Task to complete: Among the lines below, how many carry the string "from"? Reply with a number and nothing else.

The input:
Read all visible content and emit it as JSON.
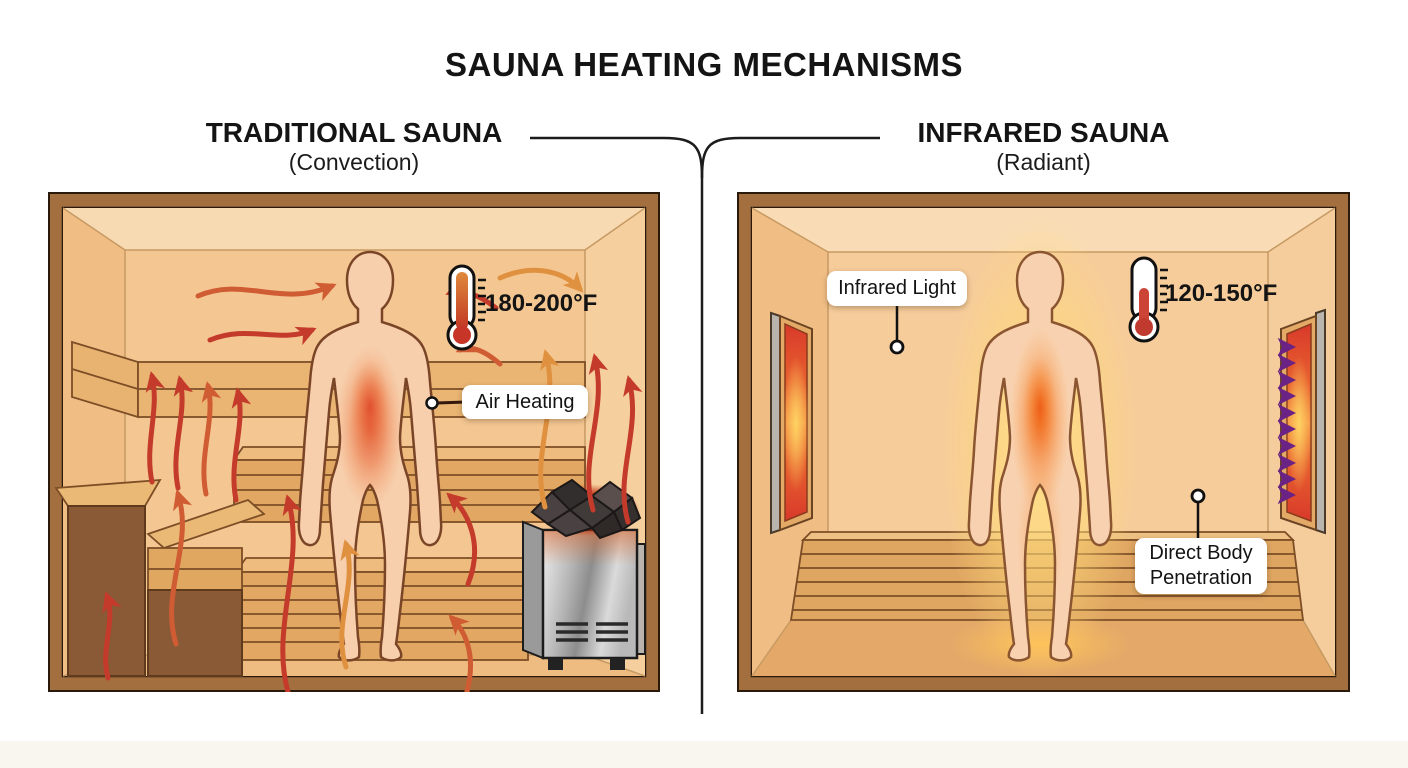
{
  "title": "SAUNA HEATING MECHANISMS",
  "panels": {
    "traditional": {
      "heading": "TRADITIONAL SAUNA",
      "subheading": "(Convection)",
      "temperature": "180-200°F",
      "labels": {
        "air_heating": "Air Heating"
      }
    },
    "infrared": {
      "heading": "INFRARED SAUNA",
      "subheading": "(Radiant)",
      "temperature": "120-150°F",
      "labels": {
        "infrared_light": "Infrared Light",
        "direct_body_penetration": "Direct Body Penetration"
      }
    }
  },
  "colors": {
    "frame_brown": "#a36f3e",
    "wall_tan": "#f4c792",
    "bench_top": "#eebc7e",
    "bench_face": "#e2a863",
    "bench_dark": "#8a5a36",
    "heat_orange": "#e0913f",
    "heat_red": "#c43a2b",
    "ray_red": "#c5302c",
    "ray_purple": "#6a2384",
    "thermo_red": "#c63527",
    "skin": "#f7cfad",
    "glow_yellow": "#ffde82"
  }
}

...

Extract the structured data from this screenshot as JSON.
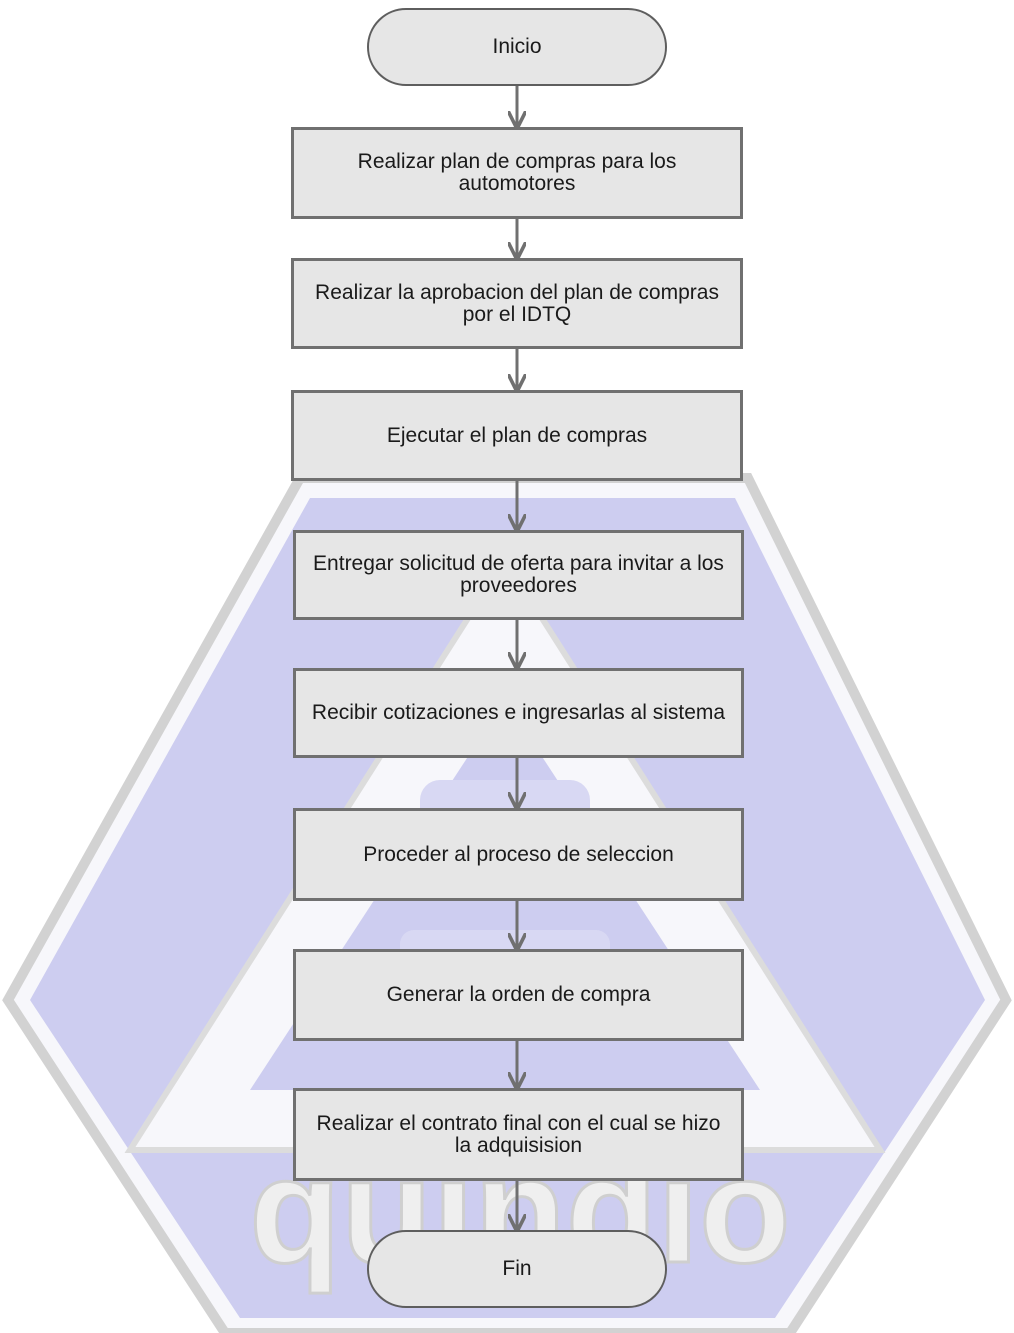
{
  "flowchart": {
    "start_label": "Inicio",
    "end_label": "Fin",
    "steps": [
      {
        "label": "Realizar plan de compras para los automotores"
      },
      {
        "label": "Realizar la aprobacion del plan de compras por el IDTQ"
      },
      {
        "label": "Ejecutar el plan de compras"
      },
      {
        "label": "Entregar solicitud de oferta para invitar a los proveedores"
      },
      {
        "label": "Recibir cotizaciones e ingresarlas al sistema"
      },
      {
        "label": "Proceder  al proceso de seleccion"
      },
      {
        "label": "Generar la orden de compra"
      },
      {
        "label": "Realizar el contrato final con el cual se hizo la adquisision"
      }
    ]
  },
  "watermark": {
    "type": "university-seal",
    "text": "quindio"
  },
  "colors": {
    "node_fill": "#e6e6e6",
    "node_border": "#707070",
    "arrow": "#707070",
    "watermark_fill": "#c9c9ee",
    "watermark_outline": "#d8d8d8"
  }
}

* * *

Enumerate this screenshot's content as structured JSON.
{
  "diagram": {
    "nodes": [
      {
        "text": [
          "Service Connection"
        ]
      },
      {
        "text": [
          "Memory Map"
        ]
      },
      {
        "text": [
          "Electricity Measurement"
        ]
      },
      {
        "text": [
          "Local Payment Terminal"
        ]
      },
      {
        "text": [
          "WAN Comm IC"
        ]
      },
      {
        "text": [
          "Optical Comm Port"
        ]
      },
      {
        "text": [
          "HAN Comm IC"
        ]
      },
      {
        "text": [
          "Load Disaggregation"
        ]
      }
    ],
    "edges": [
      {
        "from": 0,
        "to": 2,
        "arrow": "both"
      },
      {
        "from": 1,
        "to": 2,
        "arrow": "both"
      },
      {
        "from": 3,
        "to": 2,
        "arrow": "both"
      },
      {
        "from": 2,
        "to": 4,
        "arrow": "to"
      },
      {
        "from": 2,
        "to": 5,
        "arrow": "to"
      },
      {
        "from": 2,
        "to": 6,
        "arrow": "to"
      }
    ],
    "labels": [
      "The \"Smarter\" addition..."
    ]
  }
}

The response: 7